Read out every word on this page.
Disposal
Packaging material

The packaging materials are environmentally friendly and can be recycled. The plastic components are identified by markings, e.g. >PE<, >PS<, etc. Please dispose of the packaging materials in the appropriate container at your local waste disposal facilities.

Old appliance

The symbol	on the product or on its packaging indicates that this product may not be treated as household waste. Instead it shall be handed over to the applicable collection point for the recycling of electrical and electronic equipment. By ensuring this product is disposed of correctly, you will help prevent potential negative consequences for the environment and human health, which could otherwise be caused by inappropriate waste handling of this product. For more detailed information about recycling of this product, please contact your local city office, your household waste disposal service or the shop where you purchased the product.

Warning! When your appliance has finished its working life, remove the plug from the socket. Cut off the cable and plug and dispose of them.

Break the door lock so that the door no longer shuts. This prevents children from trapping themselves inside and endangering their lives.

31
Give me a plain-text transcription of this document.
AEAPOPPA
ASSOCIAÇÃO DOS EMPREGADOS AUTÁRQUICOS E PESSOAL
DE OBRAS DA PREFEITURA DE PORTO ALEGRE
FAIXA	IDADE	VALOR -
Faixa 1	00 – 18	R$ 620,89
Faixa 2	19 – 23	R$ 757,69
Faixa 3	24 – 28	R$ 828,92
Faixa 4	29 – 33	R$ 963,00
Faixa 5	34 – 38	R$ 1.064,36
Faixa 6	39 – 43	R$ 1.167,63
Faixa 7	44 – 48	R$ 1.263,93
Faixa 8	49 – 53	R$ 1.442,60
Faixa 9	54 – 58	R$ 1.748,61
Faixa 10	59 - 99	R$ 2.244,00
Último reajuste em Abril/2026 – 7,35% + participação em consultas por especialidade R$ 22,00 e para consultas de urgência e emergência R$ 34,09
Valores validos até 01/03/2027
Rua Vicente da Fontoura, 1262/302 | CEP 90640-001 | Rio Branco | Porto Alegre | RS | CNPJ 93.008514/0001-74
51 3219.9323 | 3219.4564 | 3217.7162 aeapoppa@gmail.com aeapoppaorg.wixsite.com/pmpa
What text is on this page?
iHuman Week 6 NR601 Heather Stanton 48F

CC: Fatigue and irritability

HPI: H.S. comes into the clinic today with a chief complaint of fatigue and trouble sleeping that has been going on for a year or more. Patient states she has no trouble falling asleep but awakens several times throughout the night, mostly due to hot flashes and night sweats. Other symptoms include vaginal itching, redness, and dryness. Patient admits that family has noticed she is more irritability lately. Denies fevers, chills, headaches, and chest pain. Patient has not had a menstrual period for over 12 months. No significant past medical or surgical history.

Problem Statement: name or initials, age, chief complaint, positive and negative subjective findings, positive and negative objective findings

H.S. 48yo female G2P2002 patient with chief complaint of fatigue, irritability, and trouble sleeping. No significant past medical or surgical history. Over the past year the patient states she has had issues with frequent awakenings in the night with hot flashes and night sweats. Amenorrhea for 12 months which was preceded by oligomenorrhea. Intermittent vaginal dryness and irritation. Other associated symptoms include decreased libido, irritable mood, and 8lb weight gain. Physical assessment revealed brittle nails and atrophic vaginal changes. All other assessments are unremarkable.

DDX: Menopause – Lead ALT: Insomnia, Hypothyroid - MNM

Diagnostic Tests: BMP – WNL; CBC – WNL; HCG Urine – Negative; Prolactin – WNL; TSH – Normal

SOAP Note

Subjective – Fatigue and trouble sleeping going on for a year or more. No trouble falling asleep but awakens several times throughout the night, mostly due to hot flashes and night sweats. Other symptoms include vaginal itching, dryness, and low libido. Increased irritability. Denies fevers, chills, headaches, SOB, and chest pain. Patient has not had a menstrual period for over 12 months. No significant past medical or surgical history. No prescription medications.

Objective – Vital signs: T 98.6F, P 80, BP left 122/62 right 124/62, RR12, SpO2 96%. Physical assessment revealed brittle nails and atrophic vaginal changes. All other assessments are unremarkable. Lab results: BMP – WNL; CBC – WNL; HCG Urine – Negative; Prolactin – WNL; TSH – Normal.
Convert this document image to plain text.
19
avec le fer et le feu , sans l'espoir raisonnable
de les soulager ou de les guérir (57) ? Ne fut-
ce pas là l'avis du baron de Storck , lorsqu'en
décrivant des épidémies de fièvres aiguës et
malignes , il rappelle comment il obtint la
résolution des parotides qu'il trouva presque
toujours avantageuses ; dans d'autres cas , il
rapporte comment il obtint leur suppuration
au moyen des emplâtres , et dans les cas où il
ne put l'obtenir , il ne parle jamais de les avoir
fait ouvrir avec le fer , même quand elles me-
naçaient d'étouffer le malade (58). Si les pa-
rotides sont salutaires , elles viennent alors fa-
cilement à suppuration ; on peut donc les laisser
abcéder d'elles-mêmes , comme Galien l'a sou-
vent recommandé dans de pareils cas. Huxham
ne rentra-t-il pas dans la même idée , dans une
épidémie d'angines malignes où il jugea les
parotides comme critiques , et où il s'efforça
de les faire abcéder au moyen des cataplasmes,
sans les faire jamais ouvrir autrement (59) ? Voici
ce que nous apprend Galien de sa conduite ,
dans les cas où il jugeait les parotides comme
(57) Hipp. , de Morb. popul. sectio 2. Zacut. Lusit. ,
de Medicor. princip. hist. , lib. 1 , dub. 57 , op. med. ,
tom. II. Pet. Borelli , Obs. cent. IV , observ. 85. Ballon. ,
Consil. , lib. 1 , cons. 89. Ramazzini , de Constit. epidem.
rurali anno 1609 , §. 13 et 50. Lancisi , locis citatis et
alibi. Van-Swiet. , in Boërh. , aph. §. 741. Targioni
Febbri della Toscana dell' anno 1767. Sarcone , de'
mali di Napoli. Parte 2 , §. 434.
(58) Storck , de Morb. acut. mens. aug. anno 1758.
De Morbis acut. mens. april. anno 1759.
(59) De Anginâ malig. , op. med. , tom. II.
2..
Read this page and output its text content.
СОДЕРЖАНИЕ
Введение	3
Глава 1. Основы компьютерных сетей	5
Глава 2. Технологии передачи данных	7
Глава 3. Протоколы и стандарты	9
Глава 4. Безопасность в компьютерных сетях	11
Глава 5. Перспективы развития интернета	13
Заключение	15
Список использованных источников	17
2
#####
Extract the listing in its entirety and repeat it exactly.

• Result for this task
Read out every word on this page.
Disposal
Packaging material

The packaging materials are environmentally friendly and can be recycled. The plastic components are identified by markings, e.g. >PE<, >PS<, etc. Please dispose of the packaging materials in the appropriate container at your local waste disposal facilities.

Old appliance

The symbol	on the product or on its packaging indicates that this product may not be treated as household waste. Instead it shall be handed over to the applicable collection point for the recycling of electrical and electronic equipment. By ensuring this product is disposed of correctly, you will help prevent potential negative consequences for the environment and human health, which could otherwise be caused by inappropriate waste handling of this product. For more detailed information about recycling of this product, please contact your local city office, your household waste disposal service or the shop where you purchased the product.

Warning! When your appliance has finished its working life, remove the plug from the socket. Cut off the cable and plug and dispose of them.

Break the door lock so that the door no longer shuts. This prevents children from trapping themselves inside and endangering their lives.

31
Give me a plain-text transcription of this document.
AEAPOPPA
ASSOCIAÇÃO DOS EMPREGADOS AUTÁRQUICOS E PESSOAL
DE OBRAS DA PREFEITURA DE PORTO ALEGRE
FAIXA	IDADE	VALOR -
Faixa 1	00 – 18	R$ 620,89
Faixa 2	19 – 23	R$ 757,69
Faixa 3	24 – 28	R$ 828,92
Faixa 4	29 – 33	R$ 963,00
Faixa 5	34 – 38	R$ 1.064,36
Faixa 6	39 – 43	R$ 1.167,63
Faixa 7	44 – 48	R$ 1.263,93
Faixa 8	49 – 53	R$ 1.442,60
Faixa 9	54 – 58	R$ 1.748,61
Faixa 10	59 - 99	R$ 2.244,00
Último reajuste em Abril/2026 – 7,35% + participação em consultas por especialidade R$ 22,00 e para consultas de urgência e emergência R$ 34,09
Valores validos até 01/03/2027
Rua Vicente da Fontoura, 1262/302 | CEP 90640-001 | Rio Branco | Porto Alegre | RS | CNPJ 93.008514/0001-74
51 3219.9323 | 3219.4564 | 3217.7162 aeapoppa@gmail.com aeapoppaorg.wixsite.com/pmpa
What text is on this page?
iHuman Week 6 NR601 Heather Stanton 48F

CC: Fatigue and irritability

HPI: H.S. comes into the clinic today with a chief complaint of fatigue and trouble sleeping that has been going on for a year or more. Patient states she has no trouble falling asleep but awakens several times throughout the night, mostly due to hot flashes and night sweats. Other symptoms include vaginal itching, redness, and dryness. Patient admits that family has noticed she is more irritability lately. Denies fevers, chills, headaches, and chest pain. Patient has not had a menstrual period for over 12 months. No significant past medical or surgical history.

Problem Statement: name or initials, age, chief complaint, positive and negative subjective findings, positive and negative objective findings

H.S. 48yo female G2P2002 patient with chief complaint of fatigue, irritability, and trouble sleeping. No significant past medical or surgical history. Over the past year the patient states she has had issues with frequent awakenings in the night with hot flashes and night sweats. Amenorrhea for 12 months which was preceded by oligomenorrhea. Intermittent vaginal dryness and irritation. Other associated symptoms include decreased libido, irritable mood, and 8lb weight gain. Physical assessment revealed brittle nails and atrophic vaginal changes. All other assessments are unremarkable.

DDX: Menopause – Lead ALT: Insomnia, Hypothyroid - MNM

Diagnostic Tests: BMP – WNL; CBC – WNL; HCG Urine – Negative; Prolactin – WNL; TSH – Normal

SOAP Note

Subjective – Fatigue and trouble sleeping going on for a year or more. No trouble falling asleep but awakens several times throughout the night, mostly due to hot flashes and night sweats. Other symptoms include vaginal itching, dryness, and low libido. Increased irritability. Denies fevers, chills, headaches, SOB, and chest pain. Patient has not had a menstrual period for over 12 months. No significant past medical or surgical history. No prescription medications.

Objective – Vital signs: T 98.6F, P 80, BP left 122/62 right 124/62, RR12, SpO2 96%. Physical assessment revealed brittle nails and atrophic vaginal changes. All other assessments are unremarkable. Lab results: BMP – WNL; CBC – WNL; HCG Urine – Negative; Prolactin – WNL; TSH – Normal.
Convert this document image to plain text.
19
avec le fer et le feu , sans l'espoir raisonnable
de les soulager ou de les guérir (57) ? Ne fut-
ce pas là l'avis du baron de Storck , lorsqu'en
décrivant des épidémies de fièvres aiguës et
malignes , il rappelle comment il obtint la
résolution des parotides qu'il trouva presque
toujours avantageuses ; dans d'autres cas , il
rapporte comment il obtint leur suppuration
au moyen des emplâtres , et dans les cas où il
ne put l'obtenir , il ne parle jamais de les avoir
fait ouvrir avec le fer , même quand elles me-
naçaient d'étouffer le malade (58). Si les pa-
rotides sont salutaires , elles viennent alors fa-
cilement à suppuration ; on peut donc les laisser
abcéder d'elles-mêmes , comme Galien l'a sou-
vent recommandé dans de pareils cas. Huxham
ne rentra-t-il pas dans la même idée , dans une
épidémie d'angines malignes où il jugea les
parotides comme critiques , et où il s'efforça
de les faire abcéder au moyen des cataplasmes,
sans les faire jamais ouvrir autrement (59) ? Voici
ce que nous apprend Galien de sa conduite ,
dans les cas où il jugeait les parotides comme
(57) Hipp. , de Morb. popul. sectio 2. Zacut. Lusit. ,
de Medicor. princip. hist. , lib. 1 , dub. 57 , op. med. ,
tom. II. Pet. Borelli , Obs. cent. IV , observ. 85. Ballon. ,
Consil. , lib. 1 , cons. 89. Ramazzini , de Constit. epidem.
rurali anno 1609 , §. 13 et 50. Lancisi , locis citatis et
alibi. Van-Swiet. , in Boërh. , aph. §. 741. Targioni
Febbri della Toscana dell' anno 1767. Sarcone , de'
mali di Napoli. Parte 2 , §. 434.
(58) Storck , de Morb. acut. mens. aug. anno 1758.
De Morbis acut. mens. april. anno 1759.
(59) De Anginâ malig. , op. med. , tom. II.
2..
Read this page and output its text content.
СОДЕРЖАНИЕ
Введение	3
Глава 1. Основы компьютерных сетей	5
Глава 2. Технологии передачи данных	7
Глава 3. Протоколы и стандарты	9
Глава 4. Безопасность в компьютерных сетях	11
Глава 5. Перспективы развития интернета	13
Заключение	15
Список использованных источников	17
2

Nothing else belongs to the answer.